> **TASK GOAL**: Repeat each record exactly. Any picture gets left out.

--

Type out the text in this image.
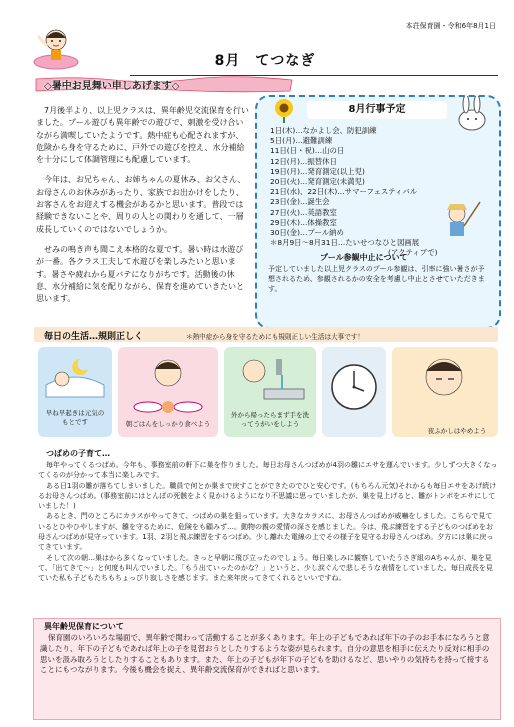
本荘保育園・令和6年8月1日
8月　てつなぎ
◇暑中お見舞い申しあげます◇

7月後半より、以上児クラスは、異年齢児交流保育を行いました。プール遊びも異年齢での遊びで、刺激を受け合いながら満喫していたようです。熱中症も心配されますが、危険から身を守るために、戸外での遊びを控え、水分補給を十分にして体調管理にも配慮しています。

今年は、お兄ちゃん、お姉ちゃんの夏休み、お父さん、お母さんのお休みがあったり、家族でお出かけをしたり、お客さんをお迎えする機会があるかと思います。普段では経験できないことや、周りの人との関わりを通して、一層成長していくのではないでしょうか。

せみの鳴き声も聞こえ本格的な夏です。暑い時は水遊びが一番。各クラス工夫して水遊びを楽しみたいと思います。暑さや疲れから夏バテになりがちです。活動後の休息、水分補給に気を配りながら、保育を進めていきたいと思います。

8月行事予定
1日(木)…なかよし会、防犯訓練
5日(月)…避難訓練
11日(日・祝)…山の日
12日(月)…振替休日
19日(月)…発育測定(以上児)
20日(火)…発育測定(未満児)
21日(水)、22日(木)…サマーフェスティバル
23日(金)…誕生会
27日(火)…英語教室
29日(木)…体操教室
30日(金)…プール納め
＊8月9日～8月31日…たいせつなひと図画展
(アクティブで)
プール参観中止について
予定していました以上児クラスのプール参観は、引率に強い暑さが予想されるため、参観されるかの安全を考慮し中止とさせていただきます。
毎日の生活…規則正しく	＊熱中症から身を守るためにも規則正しい生活は大事です！
早ね早起きは元気のもとです	朝ごはんをしっかり食べよう
外から帰ったらまず手を洗ってうがいをしよう
夜ふかしはやめよう
つばめの子育て…

毎年やってくるつばめ。今年も、事務室前の軒下に巣を作りました。毎日お母さんつばめが4羽の雛にエサを運んでいます。少しずつ大きくなってくるのが分かって本当に楽しみです。

ある日1羽の雛が落ちてしまいました。職員で何とか巣まで戻すことができたのでひと安心です。(もちろん元気)それからも毎日エサをあげ続けるお母さんつばめ。(事務室前にはとんぼの死骸をよく見かけるようになり不思議に思っていましたが、巣を見上げると、雛がトンボをエサにしていました！)

あるとき、門のところにカラスがやってきて、つばめの巣を狙っています。大きなカラスに、お母さんつばめが威嚇をしました。こちらで見ているとひやひやしますが、雛を守るために、危険をも顧みず…。動物の親の愛情の深さを感じました。今は、飛ぶ練習をする子どものつばめをお母さんつばめが見守っています。1羽、2羽と飛ぶ練習をするつばめ。少し離れた電線の上でその様子を見守るお母さんつばめ。夕方には巣に戻ってきています。

そして次の朝…巣はから多くなっていました。きっと早朝に飛び立ったのでしょう。毎日楽しみに観察していたうさぎ組のAちゃんが、巣を見て、「出てきて～」と何度も叫んでいました。「もう出ていったのかな？」というと、少し涙ぐんで悲しそうな表情をしていました。毎日成長を見ていた私も子どもたちもちょっぴり寂しさを感じます。また来年戻ってきてくれるといいですね。

異年齢児保育について

保育園のいろいろな場面で、異年齢で関わって活動することが多くあります。年上の子どもであれば年下の子のお手本になろうと意識したり、年下の子どもであれば年上の子を見習おうとしたりするような姿が見られます。自分の意思を相手に伝えたり反対に相手の思いを汲み取ろうとしたりすることもあります。また、年上の子どもが年下の子どもを助けるなど、思いやりの気持ちを持って接することにもつながります。今後も機会を捉え、異年齢交流保育ができればと思います。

--

> **EXERCISE OUTPUT**:
Type out the text in this image.
本荘保育園・令和6年8月1日
8月　てつなぎ
◇暑中お見舞い申しあげます◇

7月後半より、以上児クラスは、異年齢児交流保育を行いました。プール遊びも異年齢での遊びで、刺激を受け合いながら満喫していたようです。熱中症も心配されますが、危険から身を守るために、戸外での遊びを控え、水分補給を十分にして体調管理にも配慮しています。

今年は、お兄ちゃん、お姉ちゃんの夏休み、お父さん、お母さんのお休みがあったり、家族でお出かけをしたり、お客さんをお迎えする機会があるかと思います。普段では経験できないことや、周りの人との関わりを通して、一層成長していくのではないでしょうか。

せみの鳴き声も聞こえ本格的な夏です。暑い時は水遊びが一番。各クラス工夫して水遊びを楽しみたいと思います。暑さや疲れから夏バテになりがちです。活動後の休息、水分補給に気を配りながら、保育を進めていきたいと思います。

8月行事予定
1日(木)…なかよし会、防犯訓練
5日(月)…避難訓練
11日(日・祝)…山の日
12日(月)…振替休日
19日(月)…発育測定(以上児)
20日(火)…発育測定(未満児)
21日(水)、22日(木)…サマーフェスティバル
23日(金)…誕生会
27日(火)…英語教室
29日(木)…体操教室
30日(金)…プール納め
＊8月9日～8月31日…たいせつなひと図画展
(アクティブで)
プール参観中止について
予定していました以上児クラスのプール参観は、引率に強い暑さが予想されるため、参観されるかの安全を考慮し中止とさせていただきます。
毎日の生活…規則正しく	＊熱中症から身を守るためにも規則正しい生活は大事です！
早ね早起きは元気のもとです	朝ごはんをしっかり食べよう
外から帰ったらまず手を洗ってうがいをしよう
夜ふかしはやめよう
つばめの子育て…

毎年やってくるつばめ。今年も、事務室前の軒下に巣を作りました。毎日お母さんつばめが4羽の雛にエサを運んでいます。少しずつ大きくなってくるのが分かって本当に楽しみです。

ある日1羽の雛が落ちてしまいました。職員で何とか巣まで戻すことができたのでひと安心です。(もちろん元気)それからも毎日エサをあげ続けるお母さんつばめ。(事務室前にはとんぼの死骸をよく見かけるようになり不思議に思っていましたが、巣を見上げると、雛がトンボをエサにしていました！)

あるとき、門のところにカラスがやってきて、つばめの巣を狙っています。大きなカラスに、お母さんつばめが威嚇をしました。こちらで見ているとひやひやしますが、雛を守るために、危険をも顧みず…。動物の親の愛情の深さを感じました。今は、飛ぶ練習をする子どものつばめをお母さんつばめが見守っています。1羽、2羽と飛ぶ練習をするつばめ。少し離れた電線の上でその様子を見守るお母さんつばめ。夕方には巣に戻ってきています。

そして次の朝…巣はから多くなっていました。きっと早朝に飛び立ったのでしょう。毎日楽しみに観察していたうさぎ組のAちゃんが、巣を見て、「出てきて～」と何度も叫んでいました。「もう出ていったのかな？」というと、少し涙ぐんで悲しそうな表情をしていました。毎日成長を見ていた私も子どもたちもちょっぴり寂しさを感じます。また来年戻ってきてくれるといいですね。

異年齢児保育について

保育園のいろいろな場面で、異年齢で関わって活動することが多くあります。年上の子どもであれば年下の子のお手本になろうと意識したり、年下の子どもであれば年上の子を見習おうとしたりするような姿が見られます。自分の意思を相手に伝えたり反対に相手の思いを汲み取ろうとしたりすることもあります。また、年上の子どもが年下の子どもを助けるなど、思いやりの気持ちを持って接することにもつながります。今後も機会を捉え、異年齢交流保育ができればと思います。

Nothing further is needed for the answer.